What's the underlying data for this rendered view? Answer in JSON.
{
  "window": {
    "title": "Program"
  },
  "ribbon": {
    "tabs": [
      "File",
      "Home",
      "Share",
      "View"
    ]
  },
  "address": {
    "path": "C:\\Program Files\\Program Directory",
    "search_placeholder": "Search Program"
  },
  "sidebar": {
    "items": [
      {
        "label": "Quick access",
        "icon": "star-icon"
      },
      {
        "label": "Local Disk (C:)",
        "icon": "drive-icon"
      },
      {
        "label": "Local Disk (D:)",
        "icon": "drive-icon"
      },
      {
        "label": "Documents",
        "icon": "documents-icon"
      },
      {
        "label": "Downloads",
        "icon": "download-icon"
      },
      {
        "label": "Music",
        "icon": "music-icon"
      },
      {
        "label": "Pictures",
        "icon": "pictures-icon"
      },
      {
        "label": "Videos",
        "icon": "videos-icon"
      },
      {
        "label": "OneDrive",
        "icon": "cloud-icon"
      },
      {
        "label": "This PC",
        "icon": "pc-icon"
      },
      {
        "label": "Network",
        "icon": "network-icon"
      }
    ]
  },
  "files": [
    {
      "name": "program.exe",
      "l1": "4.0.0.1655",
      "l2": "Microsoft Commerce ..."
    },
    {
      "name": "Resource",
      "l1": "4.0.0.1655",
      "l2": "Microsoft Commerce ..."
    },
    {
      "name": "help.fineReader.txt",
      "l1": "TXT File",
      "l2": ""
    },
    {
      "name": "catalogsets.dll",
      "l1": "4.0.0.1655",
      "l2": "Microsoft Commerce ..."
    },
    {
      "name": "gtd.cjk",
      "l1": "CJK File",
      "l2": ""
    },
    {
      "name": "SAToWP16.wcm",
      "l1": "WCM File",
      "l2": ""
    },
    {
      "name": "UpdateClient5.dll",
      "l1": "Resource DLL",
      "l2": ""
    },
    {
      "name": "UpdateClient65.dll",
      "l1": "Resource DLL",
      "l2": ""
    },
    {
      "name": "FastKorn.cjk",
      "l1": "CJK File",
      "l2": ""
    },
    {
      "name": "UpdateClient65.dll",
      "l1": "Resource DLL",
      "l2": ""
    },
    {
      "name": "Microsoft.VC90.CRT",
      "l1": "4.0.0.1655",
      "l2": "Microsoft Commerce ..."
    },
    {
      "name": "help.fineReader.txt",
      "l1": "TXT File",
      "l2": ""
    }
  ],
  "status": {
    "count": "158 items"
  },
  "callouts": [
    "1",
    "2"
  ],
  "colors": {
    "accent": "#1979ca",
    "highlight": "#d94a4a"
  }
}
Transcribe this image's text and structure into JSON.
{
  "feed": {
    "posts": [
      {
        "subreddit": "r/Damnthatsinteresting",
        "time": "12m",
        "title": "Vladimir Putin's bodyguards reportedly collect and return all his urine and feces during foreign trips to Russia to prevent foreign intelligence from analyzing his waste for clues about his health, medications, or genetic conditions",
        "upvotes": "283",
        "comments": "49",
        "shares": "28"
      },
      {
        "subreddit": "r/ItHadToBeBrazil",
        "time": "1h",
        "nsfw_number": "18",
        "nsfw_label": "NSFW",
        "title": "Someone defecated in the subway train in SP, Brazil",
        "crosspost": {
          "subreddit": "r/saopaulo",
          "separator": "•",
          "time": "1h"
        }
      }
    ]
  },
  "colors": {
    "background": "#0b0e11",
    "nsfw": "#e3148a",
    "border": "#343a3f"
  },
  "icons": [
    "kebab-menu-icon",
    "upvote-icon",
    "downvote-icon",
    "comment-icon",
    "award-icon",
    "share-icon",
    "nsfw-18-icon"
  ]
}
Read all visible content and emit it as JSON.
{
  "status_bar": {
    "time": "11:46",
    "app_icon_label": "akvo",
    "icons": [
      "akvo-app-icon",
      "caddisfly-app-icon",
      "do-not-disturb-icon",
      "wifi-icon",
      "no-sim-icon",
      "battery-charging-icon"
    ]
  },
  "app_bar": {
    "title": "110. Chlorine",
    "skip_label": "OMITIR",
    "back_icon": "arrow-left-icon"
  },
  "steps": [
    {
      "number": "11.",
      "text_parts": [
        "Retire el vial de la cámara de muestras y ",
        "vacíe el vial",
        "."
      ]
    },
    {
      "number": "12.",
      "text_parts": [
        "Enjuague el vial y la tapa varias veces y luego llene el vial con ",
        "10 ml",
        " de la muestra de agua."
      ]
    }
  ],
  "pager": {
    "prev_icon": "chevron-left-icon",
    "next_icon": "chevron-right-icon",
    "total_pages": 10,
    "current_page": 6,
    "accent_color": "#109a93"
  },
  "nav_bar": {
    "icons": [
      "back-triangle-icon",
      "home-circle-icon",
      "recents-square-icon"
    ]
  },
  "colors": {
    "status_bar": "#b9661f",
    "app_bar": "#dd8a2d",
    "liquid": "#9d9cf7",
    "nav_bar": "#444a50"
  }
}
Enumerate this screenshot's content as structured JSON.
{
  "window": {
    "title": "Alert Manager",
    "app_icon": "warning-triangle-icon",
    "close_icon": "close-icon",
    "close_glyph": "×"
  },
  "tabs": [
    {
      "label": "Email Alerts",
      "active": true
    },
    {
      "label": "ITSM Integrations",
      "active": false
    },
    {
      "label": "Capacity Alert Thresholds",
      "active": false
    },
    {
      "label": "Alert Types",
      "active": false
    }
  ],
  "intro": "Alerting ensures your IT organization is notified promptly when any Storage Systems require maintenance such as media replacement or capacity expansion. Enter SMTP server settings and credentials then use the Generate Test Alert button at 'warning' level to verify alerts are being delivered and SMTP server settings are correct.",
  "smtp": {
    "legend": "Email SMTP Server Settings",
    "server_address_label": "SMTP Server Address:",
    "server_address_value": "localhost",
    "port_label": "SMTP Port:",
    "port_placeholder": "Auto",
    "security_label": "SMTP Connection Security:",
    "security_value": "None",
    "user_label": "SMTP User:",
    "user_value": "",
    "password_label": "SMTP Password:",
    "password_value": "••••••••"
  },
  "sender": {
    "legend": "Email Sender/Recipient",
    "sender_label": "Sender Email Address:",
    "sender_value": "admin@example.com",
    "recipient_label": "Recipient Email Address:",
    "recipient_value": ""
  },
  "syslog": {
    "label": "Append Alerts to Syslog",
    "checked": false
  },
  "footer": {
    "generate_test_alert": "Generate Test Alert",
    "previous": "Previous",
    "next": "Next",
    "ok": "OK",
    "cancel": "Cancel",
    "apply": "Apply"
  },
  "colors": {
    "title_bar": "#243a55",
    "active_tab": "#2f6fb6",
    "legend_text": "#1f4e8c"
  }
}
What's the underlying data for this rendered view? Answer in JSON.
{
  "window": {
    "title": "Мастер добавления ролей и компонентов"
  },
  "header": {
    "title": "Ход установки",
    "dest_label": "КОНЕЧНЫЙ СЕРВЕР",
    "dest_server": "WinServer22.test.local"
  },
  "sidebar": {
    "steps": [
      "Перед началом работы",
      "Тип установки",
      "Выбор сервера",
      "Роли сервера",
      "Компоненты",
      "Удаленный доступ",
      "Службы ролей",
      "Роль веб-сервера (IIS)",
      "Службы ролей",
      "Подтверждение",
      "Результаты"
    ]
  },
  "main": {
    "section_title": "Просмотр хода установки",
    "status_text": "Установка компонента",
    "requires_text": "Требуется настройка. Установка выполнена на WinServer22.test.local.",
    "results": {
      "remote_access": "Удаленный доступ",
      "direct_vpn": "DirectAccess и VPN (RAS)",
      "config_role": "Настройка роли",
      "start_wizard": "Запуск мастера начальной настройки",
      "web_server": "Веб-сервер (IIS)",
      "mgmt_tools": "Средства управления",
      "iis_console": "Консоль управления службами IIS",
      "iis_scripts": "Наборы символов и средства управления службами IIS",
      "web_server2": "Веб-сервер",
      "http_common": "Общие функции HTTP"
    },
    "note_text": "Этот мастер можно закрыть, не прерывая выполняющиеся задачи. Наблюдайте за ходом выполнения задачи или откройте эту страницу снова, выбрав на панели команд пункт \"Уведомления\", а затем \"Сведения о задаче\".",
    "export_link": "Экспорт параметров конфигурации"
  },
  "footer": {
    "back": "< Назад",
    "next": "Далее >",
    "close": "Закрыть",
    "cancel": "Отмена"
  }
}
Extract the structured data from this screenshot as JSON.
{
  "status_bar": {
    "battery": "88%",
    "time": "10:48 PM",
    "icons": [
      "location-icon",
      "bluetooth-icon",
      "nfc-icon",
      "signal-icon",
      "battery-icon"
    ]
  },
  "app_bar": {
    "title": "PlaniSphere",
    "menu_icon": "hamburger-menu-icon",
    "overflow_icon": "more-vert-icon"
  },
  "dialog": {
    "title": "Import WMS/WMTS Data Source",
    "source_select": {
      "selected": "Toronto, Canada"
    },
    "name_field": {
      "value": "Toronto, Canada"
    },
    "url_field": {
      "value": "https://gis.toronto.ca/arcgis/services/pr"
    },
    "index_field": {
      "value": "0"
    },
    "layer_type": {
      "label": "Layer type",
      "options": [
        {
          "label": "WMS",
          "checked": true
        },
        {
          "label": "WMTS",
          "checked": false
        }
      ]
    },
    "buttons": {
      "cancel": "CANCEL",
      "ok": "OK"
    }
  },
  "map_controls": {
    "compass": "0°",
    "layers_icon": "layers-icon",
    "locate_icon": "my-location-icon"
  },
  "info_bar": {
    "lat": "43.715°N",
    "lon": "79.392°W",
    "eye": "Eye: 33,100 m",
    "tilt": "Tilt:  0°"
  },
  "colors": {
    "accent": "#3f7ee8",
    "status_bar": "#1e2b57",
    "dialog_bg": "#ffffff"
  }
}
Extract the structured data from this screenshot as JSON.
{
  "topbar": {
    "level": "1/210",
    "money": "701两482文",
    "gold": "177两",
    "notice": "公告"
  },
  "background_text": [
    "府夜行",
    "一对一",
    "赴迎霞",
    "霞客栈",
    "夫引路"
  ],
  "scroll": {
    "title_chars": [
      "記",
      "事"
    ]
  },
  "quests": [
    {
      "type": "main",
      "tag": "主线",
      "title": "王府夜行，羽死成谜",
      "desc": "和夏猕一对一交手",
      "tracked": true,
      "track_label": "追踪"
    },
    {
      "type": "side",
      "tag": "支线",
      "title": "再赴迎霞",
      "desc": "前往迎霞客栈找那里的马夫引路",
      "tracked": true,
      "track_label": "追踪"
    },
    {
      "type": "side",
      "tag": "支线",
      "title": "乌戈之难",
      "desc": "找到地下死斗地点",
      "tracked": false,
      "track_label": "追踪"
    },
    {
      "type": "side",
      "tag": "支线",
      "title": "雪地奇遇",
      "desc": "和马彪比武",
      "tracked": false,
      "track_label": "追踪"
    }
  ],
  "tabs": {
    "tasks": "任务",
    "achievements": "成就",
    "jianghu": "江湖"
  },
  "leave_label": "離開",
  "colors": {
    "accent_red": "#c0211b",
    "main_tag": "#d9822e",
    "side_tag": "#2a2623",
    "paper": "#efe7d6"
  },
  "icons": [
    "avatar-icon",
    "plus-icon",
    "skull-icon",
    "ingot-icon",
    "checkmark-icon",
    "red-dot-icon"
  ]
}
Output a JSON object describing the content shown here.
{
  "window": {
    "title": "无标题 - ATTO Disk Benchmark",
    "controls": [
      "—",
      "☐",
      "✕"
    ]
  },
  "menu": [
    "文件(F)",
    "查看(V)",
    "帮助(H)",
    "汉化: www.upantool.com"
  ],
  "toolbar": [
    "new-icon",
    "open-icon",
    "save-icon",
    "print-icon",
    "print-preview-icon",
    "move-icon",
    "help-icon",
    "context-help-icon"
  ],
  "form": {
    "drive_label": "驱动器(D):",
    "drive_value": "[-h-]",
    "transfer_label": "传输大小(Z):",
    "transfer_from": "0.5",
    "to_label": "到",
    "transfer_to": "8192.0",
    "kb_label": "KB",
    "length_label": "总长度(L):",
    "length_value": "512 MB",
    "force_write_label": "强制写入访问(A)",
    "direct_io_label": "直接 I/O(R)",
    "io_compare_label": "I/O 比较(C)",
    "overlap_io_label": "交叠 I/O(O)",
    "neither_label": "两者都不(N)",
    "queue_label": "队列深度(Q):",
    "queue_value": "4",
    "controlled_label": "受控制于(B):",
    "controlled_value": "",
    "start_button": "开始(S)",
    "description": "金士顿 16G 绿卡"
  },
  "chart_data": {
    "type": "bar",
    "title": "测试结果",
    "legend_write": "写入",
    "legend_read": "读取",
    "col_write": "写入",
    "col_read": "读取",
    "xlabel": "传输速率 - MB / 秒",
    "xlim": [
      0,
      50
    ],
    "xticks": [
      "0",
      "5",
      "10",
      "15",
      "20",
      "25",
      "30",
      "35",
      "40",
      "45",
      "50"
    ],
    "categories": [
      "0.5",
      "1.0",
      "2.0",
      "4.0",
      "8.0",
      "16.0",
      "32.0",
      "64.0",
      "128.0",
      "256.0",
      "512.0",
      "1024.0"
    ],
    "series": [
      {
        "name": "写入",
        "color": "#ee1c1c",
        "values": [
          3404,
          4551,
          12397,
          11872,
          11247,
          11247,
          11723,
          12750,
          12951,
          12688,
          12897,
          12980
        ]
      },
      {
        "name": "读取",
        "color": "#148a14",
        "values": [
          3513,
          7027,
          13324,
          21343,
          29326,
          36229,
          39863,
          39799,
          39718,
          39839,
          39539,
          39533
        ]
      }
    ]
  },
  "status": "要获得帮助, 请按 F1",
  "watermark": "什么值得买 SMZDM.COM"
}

## What you are asked to do
Pull out every line of the records above that contains the word "time".

## Result for this exercise
        "time": "12m",
        "time": "1h",
          "time": "1h"
    "time": "11:46",
    "time": "10:48 PM",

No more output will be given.